One hour after polls closed on Election Day, August 19, Byron Mallott was returning home to Juneau from Sitka, where he spent the day campaigning.
He emerged from his flight the Democratic nominee for Alaska governor. Voters narrowed their political parties’ choices from seven candidates to three: Republican Sean Parnell, the incumbent; Libertarian Carolyn Clift, a retired public school teacher; and Mallott. Also on the November 4 ballot is Bill Walker, Independent.
With 435 of 441 precincts counted on Election Night, Mallott received 34,569 of the 51,714 ballots cast for Democratic or Libertarian candidates for governor (Alaska puts Democrats and Libertarians on the same primary ballot); Parnell received 65,267 of 86,403 votes cast for Republican candidates for governor.
Election night, the Mallott and Walker camps were making clear the differences between their candidates. Those distinctions are going to be important; Walker’s Independent candidacy will split the vote in either his favor or Mallott’s.

What to do:
(1) In the article on the Alaska governor primary, where was Mallott returning from when the polls had been closed for an hour?
(2) In the article on the Alaska governor primary, write out the passage between "Election night, the" and "favor or Mallott’s.", inclusive, substituting "divide" for "split".
The entries after this point come from a different source than the article on the Alaska governor primary.

Provided information:
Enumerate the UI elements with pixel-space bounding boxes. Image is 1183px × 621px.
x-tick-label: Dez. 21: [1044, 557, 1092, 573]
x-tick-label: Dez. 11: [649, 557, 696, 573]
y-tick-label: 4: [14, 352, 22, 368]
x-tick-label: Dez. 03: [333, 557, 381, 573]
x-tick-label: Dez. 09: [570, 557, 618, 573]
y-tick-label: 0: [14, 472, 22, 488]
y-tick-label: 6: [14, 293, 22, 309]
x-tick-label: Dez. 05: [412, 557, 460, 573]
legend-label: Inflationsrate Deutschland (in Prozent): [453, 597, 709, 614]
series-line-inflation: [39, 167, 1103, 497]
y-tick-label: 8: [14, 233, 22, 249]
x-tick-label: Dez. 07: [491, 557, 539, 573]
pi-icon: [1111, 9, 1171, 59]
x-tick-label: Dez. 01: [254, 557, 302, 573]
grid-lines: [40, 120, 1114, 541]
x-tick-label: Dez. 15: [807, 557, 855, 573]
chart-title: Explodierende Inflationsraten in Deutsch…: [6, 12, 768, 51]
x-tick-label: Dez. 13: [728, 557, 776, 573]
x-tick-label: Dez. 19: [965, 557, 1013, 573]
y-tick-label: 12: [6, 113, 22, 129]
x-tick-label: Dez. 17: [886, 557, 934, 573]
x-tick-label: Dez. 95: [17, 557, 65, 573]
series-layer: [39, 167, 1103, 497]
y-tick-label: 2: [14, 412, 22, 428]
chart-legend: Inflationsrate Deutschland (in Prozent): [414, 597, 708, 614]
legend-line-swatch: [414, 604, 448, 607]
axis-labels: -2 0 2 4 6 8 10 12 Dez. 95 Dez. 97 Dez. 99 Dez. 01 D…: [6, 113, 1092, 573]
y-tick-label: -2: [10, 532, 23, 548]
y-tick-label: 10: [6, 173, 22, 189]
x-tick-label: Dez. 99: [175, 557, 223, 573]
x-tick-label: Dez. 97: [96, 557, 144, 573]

Results of the exercise:
(1) Sitka, where he had spent the day campaigning.

(2)
Election night, the Mallott and Walker camps were making clear the differences between their candidates. Those distinctions are going to be important; Walker’s Independent candidacy will divide the vote in either his favor or Mallott’s.